# [Prompt]
Of the lines in this listing, how many contain the word "text"? Give the number and nothing else.
** START **
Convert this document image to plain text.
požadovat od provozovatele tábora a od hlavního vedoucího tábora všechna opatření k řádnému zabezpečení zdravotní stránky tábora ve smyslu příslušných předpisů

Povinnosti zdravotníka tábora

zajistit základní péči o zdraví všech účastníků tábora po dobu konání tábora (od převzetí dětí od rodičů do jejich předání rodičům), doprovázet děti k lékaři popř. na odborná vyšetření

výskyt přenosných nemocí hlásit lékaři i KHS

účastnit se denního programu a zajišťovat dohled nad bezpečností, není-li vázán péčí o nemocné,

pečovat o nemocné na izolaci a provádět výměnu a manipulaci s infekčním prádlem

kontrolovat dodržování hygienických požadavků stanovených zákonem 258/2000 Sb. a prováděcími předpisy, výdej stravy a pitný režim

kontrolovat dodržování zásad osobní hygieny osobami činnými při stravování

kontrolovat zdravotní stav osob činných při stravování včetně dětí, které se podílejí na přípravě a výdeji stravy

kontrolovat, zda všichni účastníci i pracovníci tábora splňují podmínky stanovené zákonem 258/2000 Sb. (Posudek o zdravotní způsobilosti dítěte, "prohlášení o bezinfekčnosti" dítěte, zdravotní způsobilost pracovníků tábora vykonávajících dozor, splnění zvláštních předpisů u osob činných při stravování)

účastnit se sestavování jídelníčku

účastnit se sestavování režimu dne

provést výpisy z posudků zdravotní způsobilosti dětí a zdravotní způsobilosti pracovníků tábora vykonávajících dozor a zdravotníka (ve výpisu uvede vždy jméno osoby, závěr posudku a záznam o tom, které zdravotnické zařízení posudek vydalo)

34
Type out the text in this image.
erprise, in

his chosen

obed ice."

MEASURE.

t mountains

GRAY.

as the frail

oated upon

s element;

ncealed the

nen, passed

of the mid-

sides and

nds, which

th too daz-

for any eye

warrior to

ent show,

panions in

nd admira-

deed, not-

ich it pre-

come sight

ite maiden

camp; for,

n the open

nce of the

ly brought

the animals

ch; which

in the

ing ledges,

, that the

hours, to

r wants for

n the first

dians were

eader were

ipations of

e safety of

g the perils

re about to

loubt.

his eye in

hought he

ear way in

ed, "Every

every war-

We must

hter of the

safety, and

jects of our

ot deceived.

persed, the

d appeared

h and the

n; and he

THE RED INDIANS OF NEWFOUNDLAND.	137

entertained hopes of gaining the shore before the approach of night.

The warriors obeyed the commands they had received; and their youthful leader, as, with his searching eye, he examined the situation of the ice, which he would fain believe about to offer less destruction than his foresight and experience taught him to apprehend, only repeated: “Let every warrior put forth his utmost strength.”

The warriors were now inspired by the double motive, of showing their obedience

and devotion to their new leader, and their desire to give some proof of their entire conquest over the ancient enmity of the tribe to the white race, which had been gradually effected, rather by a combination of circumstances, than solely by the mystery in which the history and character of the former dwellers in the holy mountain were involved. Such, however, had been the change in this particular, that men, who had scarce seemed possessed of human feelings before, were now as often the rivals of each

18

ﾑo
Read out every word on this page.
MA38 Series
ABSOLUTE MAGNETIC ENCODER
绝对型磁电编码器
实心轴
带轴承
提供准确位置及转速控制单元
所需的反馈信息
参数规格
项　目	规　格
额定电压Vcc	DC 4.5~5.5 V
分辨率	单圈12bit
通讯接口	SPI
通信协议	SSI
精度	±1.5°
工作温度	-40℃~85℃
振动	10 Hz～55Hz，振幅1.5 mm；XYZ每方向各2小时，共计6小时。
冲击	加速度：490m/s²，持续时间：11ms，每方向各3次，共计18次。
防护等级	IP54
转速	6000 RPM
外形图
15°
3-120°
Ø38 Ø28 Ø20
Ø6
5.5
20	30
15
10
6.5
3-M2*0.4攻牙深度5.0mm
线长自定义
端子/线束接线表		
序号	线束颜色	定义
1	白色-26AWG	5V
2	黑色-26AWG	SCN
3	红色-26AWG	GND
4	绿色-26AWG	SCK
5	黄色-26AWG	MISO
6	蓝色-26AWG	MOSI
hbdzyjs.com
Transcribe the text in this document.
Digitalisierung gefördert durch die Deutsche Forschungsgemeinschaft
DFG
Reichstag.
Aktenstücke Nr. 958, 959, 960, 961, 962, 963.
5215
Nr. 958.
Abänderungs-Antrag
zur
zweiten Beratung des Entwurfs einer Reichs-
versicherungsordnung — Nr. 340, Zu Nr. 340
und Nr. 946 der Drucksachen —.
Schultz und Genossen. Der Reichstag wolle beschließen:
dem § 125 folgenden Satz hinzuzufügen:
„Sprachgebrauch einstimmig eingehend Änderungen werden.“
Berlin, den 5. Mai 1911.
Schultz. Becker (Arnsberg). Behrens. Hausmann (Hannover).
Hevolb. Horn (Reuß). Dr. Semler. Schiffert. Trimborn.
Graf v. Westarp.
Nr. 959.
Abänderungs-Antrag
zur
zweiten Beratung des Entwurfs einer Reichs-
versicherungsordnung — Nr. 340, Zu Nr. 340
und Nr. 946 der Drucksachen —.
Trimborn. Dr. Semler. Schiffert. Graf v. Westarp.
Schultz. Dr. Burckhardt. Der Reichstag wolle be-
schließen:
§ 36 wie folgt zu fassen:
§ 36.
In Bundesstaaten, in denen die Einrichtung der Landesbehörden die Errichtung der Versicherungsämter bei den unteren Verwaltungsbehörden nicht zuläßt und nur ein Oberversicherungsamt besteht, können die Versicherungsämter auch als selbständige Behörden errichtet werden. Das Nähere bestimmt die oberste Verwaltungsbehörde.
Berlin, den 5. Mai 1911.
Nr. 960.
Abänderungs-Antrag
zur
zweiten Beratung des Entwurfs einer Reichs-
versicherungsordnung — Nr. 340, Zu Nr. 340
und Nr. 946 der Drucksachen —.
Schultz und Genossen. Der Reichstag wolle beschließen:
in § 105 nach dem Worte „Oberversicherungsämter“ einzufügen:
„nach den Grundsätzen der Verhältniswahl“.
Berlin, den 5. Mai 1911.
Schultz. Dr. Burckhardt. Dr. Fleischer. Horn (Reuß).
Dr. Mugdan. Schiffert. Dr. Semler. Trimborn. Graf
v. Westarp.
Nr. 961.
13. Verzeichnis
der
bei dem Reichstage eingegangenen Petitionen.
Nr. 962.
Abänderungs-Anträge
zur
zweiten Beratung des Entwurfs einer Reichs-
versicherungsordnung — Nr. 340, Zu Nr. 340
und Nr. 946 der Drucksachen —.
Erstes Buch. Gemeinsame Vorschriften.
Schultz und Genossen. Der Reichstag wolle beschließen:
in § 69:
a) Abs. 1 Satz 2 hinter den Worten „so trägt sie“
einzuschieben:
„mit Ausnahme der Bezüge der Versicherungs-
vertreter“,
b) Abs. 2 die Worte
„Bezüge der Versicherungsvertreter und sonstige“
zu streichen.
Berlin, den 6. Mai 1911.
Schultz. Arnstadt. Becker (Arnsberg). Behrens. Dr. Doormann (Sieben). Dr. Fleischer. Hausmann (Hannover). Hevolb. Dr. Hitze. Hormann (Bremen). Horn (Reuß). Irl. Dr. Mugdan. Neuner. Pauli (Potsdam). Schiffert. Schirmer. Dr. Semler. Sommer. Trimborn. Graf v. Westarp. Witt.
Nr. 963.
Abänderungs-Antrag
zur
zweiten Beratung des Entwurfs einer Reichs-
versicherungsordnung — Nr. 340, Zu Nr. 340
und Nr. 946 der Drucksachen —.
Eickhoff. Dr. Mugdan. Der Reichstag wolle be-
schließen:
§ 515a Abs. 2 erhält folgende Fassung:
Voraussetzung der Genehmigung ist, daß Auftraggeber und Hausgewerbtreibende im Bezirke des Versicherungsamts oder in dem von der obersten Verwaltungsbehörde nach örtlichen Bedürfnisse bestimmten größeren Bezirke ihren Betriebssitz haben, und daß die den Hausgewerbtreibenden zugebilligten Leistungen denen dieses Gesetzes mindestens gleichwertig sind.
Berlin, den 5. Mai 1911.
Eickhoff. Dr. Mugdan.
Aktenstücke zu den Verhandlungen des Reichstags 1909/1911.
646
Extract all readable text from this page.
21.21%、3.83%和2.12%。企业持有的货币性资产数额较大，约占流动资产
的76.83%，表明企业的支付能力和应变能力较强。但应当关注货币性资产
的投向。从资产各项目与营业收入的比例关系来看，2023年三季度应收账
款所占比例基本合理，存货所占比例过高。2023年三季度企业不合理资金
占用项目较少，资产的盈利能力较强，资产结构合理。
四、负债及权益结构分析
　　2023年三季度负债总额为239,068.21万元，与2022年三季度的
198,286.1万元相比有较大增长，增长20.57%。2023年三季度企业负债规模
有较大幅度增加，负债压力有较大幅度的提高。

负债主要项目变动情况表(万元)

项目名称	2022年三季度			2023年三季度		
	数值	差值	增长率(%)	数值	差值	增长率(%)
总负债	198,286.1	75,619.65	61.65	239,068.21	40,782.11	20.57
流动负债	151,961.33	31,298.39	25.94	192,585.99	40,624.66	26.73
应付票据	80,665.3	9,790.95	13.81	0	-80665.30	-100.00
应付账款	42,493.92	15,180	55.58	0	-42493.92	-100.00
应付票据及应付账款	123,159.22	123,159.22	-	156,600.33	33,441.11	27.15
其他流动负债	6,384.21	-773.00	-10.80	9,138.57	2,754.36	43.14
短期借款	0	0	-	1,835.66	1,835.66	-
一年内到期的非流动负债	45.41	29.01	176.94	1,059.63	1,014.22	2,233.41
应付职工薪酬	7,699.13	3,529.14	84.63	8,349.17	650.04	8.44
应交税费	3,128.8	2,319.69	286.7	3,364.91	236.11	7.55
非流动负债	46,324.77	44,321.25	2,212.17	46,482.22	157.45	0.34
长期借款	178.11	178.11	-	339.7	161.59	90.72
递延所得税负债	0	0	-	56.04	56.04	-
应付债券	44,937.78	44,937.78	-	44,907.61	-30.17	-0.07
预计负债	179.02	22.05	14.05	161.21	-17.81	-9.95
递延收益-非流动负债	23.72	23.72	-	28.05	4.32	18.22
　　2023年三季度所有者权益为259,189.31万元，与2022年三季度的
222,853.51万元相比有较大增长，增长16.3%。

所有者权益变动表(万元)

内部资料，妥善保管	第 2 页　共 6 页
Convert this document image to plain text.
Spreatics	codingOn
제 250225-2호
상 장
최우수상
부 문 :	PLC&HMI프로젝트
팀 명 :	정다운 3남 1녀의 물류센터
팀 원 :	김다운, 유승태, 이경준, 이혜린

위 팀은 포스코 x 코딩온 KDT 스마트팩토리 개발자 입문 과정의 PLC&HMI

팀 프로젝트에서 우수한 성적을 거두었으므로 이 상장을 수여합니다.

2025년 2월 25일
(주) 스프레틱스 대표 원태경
** END **
# [Complete response]
5